In the listing below, how many lines contain the word "πολλὰ"? Please respond with the number only.

========

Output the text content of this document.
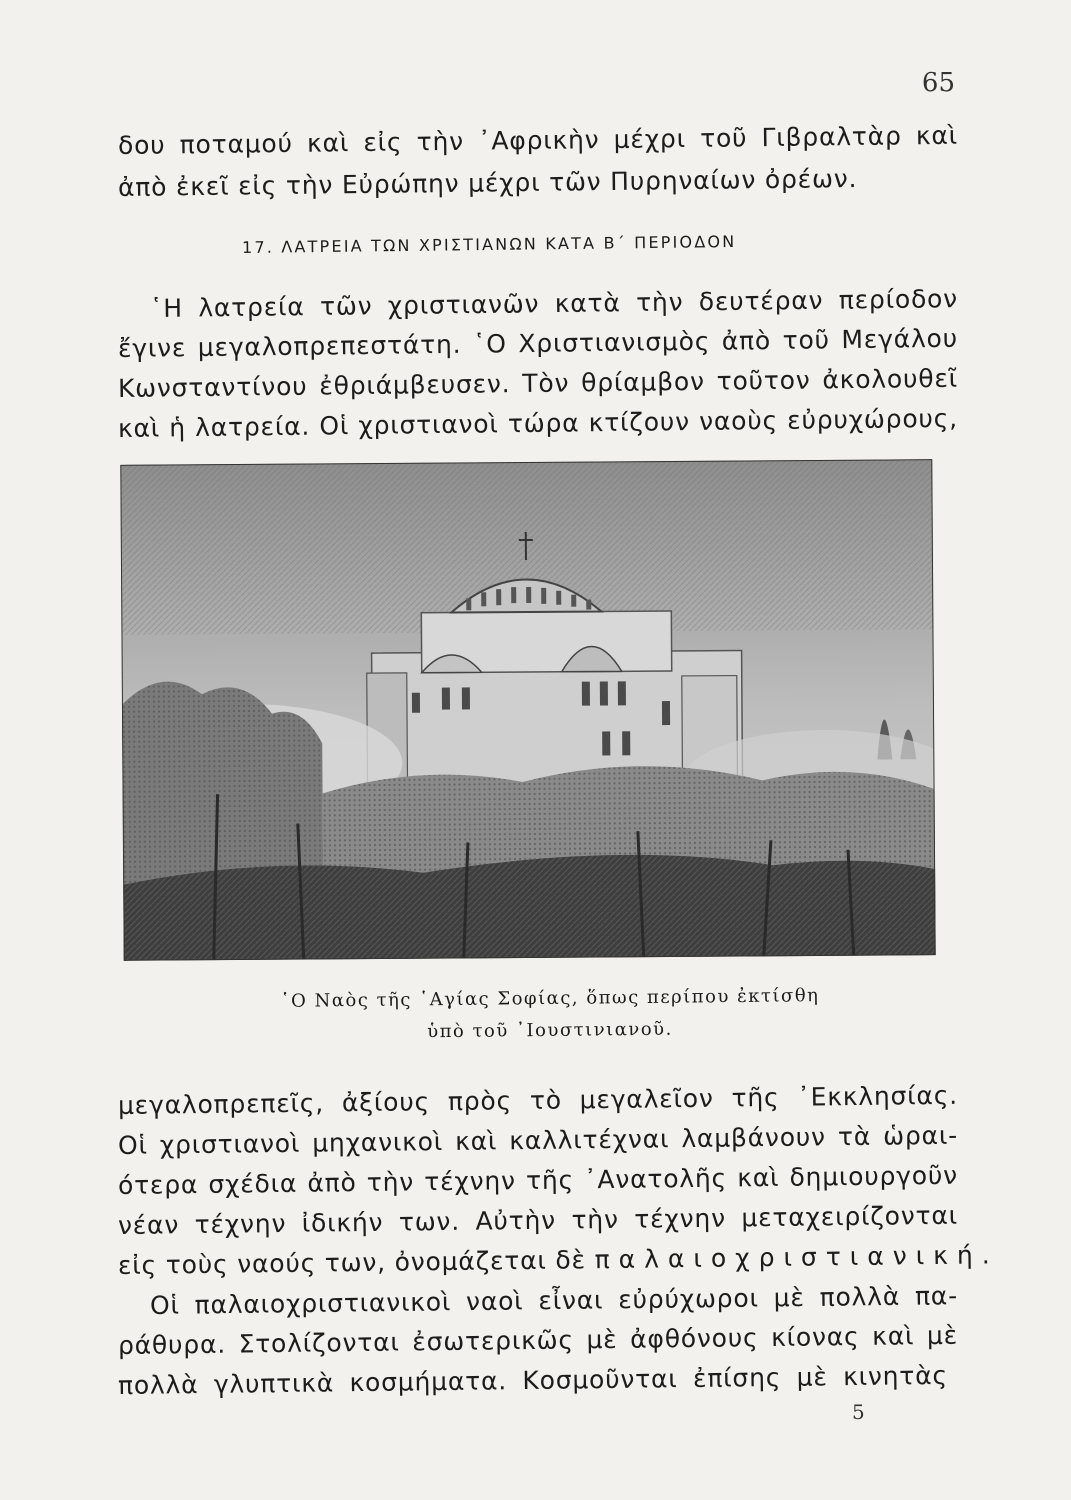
65
δου ποταμού καὶ εἰς τὴν ᾿Αφρικὴν μέχρι τοῦ Γιβραλτὰρ καὶ
ἀπὸ ἐκεῖ εἰς τὴν Εὐρώπην μέχρι τῶν Πυρηναίων ὀρέων.
17. ΛΑΤΡΕΙΑ ΤΩΝ ΧΡΙΣΤΙΑΝΩΝ ΚΑΤΑ Β΄ ΠΕΡΙΟΔΟΝ
῾Η λατρεία τῶν χριστιανῶν κατὰ τὴν δευτέραν περίοδον
ἔγινε μεγαλοπρεπεστάτη. ῾Ο Χριστιανισμὸς ἀπὸ τοῦ Μεγάλου
Κωνσταντίνου ἐθριάμβευσεν. Τὸν θρίαμβον τοῦτον ἀκολουθεῖ
καὶ ἡ λατρεία. Οἱ χριστιανοὶ τώρα κτίζουν ναοὺς εὐρυχώρους,
῾Ο Ναὸς τῆς ῾Αγίας Σοφίας, ὅπως περίπου ἐκτίσθη
ὑπὸ τοῦ ᾿Ιουστινιανοῦ.
μεγαλοπρεπεῖς, ἀξίους πρὸς τὸ μεγαλεῖον τῆς ᾿Εκκλησίας.
Οἱ χριστιανοὶ μηχανικοὶ καὶ καλλιτέχναι λαμβάνουν τὰ ὡραι-
ότερα σχέδια ἀπὸ τὴν τέχνην τῆς ᾿Ανατολῆς καὶ δημιουργοῦν
νέαν τέχνην ἰδικήν των. Αὐτὴν τὴν τέχνην μεταχειρίζονται
εἰς τοὺς ναούς των, ὀνομάζεται δὲ παλαιοχριστιανική.
Οἱ παλαιοχριστιανικοὶ ναοὶ εἶναι εὐρύχωροι μὲ πολλὰ πα-
ράθυρα. Στολίζονται ἐσωτερικῶς μὲ ἀφθόνους κίονας καὶ μὲ
πολλὰ γλυπτικὰ κοσμήματα. Κοσμοῦνται ἐπίσης μὲ κινητὰς
5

========

*Correct answer*. 2